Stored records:

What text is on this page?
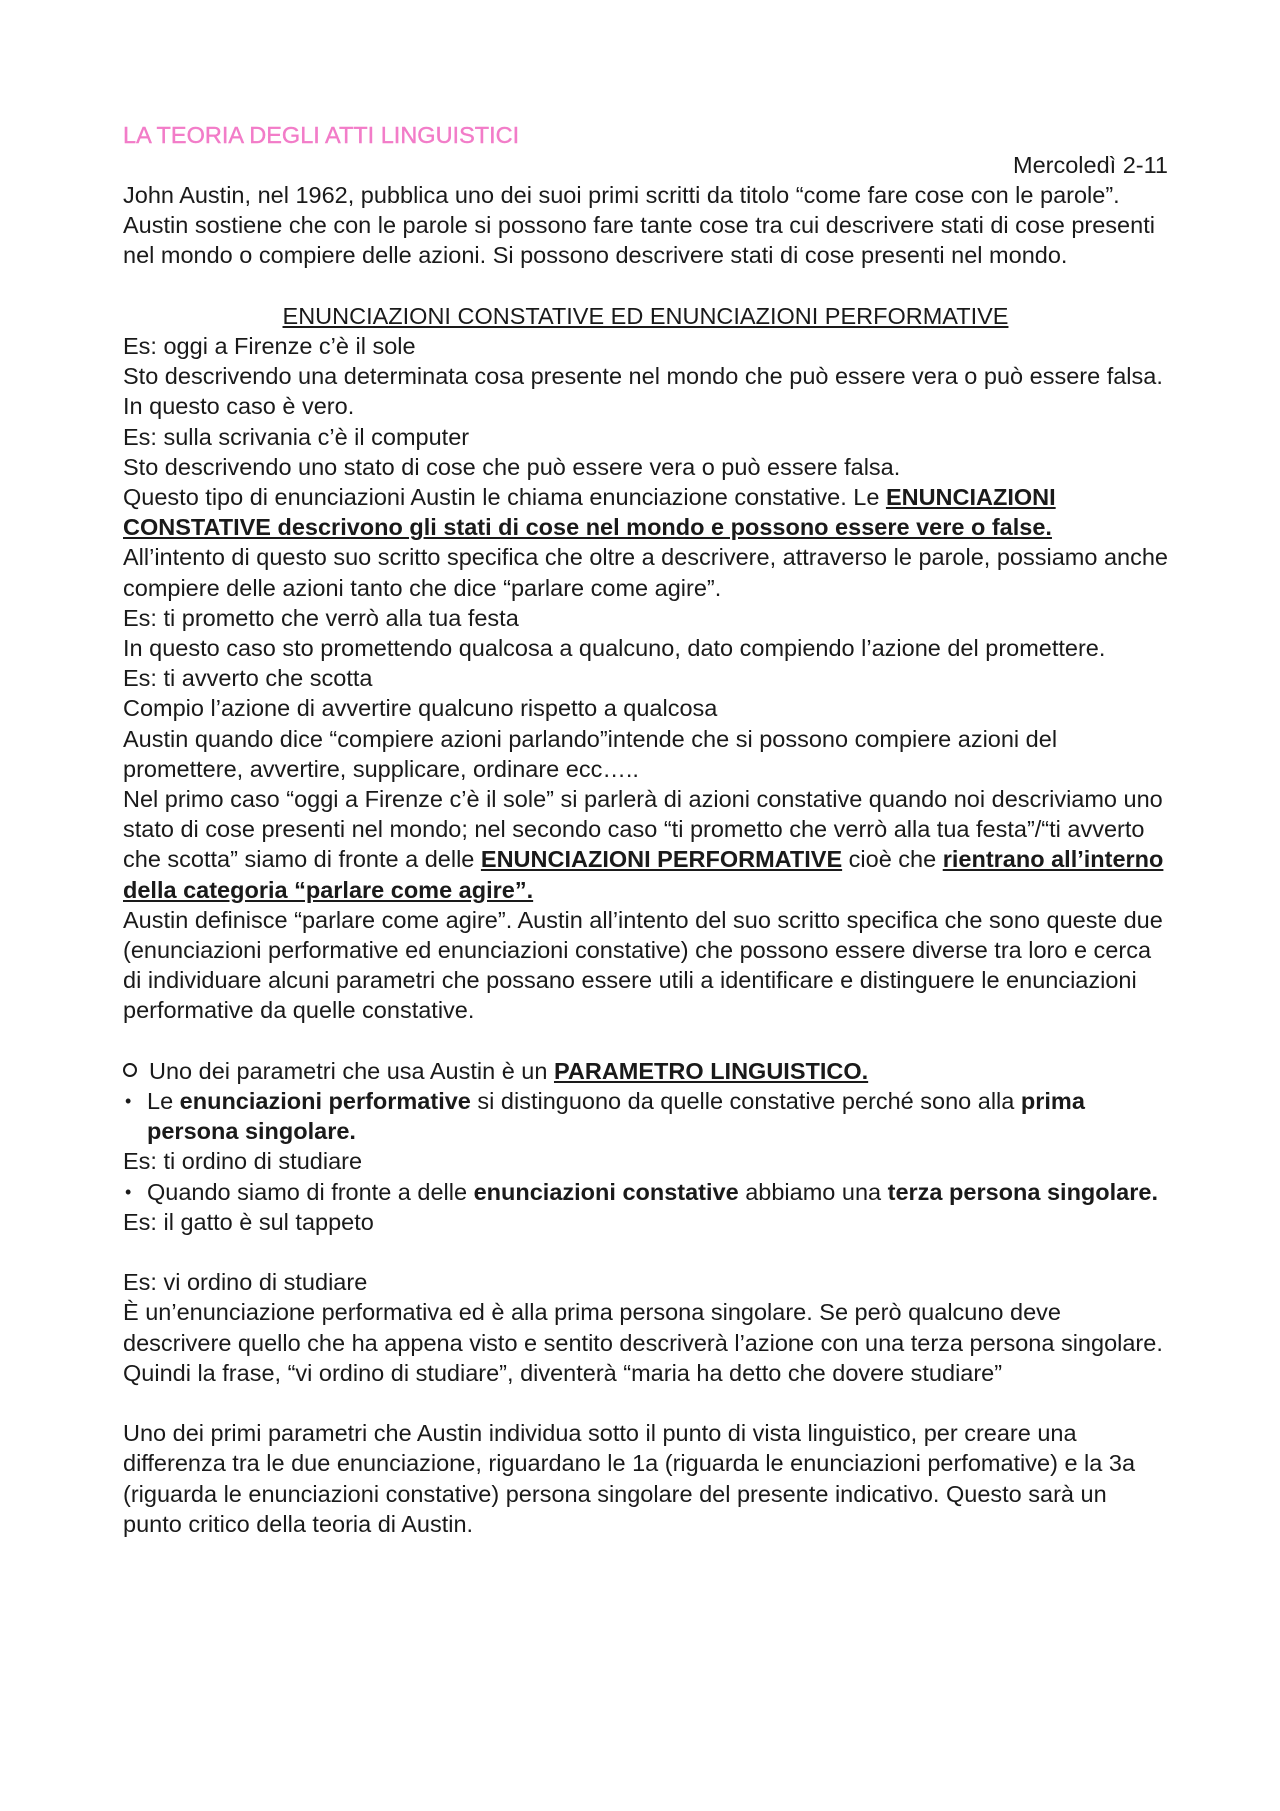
LA TEORIA DEGLI ATTI LINGUISTICI

Mercoledì 2-11

John Austin, nel 1962, pubblica uno dei suoi primi scritti da titolo “come fare cose con le parole”. Austin sostiene che con le parole si possono fare tante cose tra cui descrivere stati di cose presenti nel mondo o compiere delle azioni. Si possono descrivere stati di cose presenti nel mondo.

ENUNCIAZIONI CONSTATIVE ED ENUNCIAZIONI PERFORMATIVE

Es: oggi a Firenze c’è il sole

Sto descrivendo una determinata cosa presente nel mondo che può essere vera o può essere falsa. In questo caso è vero.

Es: sulla scrivania c’è il computer

Sto descrivendo uno stato di cose che può essere vera o può essere falsa.

Questo tipo di enunciazioni Austin le chiama enunciazione constative. Le ENUNCIAZIONI CONSTATIVE descrivono gli stati di cose nel mondo e possono essere vere o false.

All’intento di questo suo scritto specifica che oltre a descrivere, attraverso le parole, possiamo anche compiere delle azioni tanto che dice “parlare come agire”.

Es: ti prometto che verrò alla tua festa

In questo caso sto promettendo qualcosa a qualcuno, dato compiendo l’azione del promettere.

Es: ti avverto che scotta

Compio l’azione di avvertire qualcuno rispetto a qualcosa

Austin quando dice “compiere azioni parlando”intende che si possono compiere azioni del promettere, avvertire, supplicare, ordinare ecc…..

Nel primo caso “oggi a Firenze c’è il sole” si parlerà di azioni constative quando noi descriviamo uno stato di cose presenti nel mondo; nel secondo caso “ti prometto che verrò alla tua festa”/“ti avverto che scotta” siamo di fronte a delle ENUNCIAZIONI PERFORMATIVE cioè che rientrano all’interno della categoria “parlare come agire”.

Austin definisce “parlare come agire”. Austin all’intento del suo scritto specifica che sono queste due (enunciazioni performative ed enunciazioni constative) che possono essere diverse tra loro e cerca di individuare alcuni parametri che possano essere utili a identificare e distinguere le enunciazioni performative da quelle constative.

Uno dei parametri che usa Austin è un PARAMETRO LINGUISTICO.
• Le enunciazioni performative si distinguono da quelle constative perché sono alla prima persona singolare.

Es: ti ordino di studiare

• Quando siamo di fronte a delle enunciazioni constative abbiamo una terza persona singolare.

Es: il gatto è sul tappeto

Es: vi ordino di studiare

È un’enunciazione performativa ed è alla prima persona singolare. Se però qualcuno deve descrivere quello che ha appena visto e sentito descriverà l’azione con una terza persona singolare. Quindi la frase, “vi ordino di studiare”, diventerà “maria ha detto che dovere studiare”

Uno dei primi parametri che Austin individua sotto il punto di vista linguistico, per creare una differenza tra le due enunciazione, riguardano le 1a (riguarda le enunciazioni perfomative) e la 3a (riguarda le enunciazioni constative) persona singolare del presente indicativo. Questo sarà un punto critico della teoria di Austin.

## Written task
Going through the lines above one by one, tally those with the word "caso" and give only the total.

## Full solution
3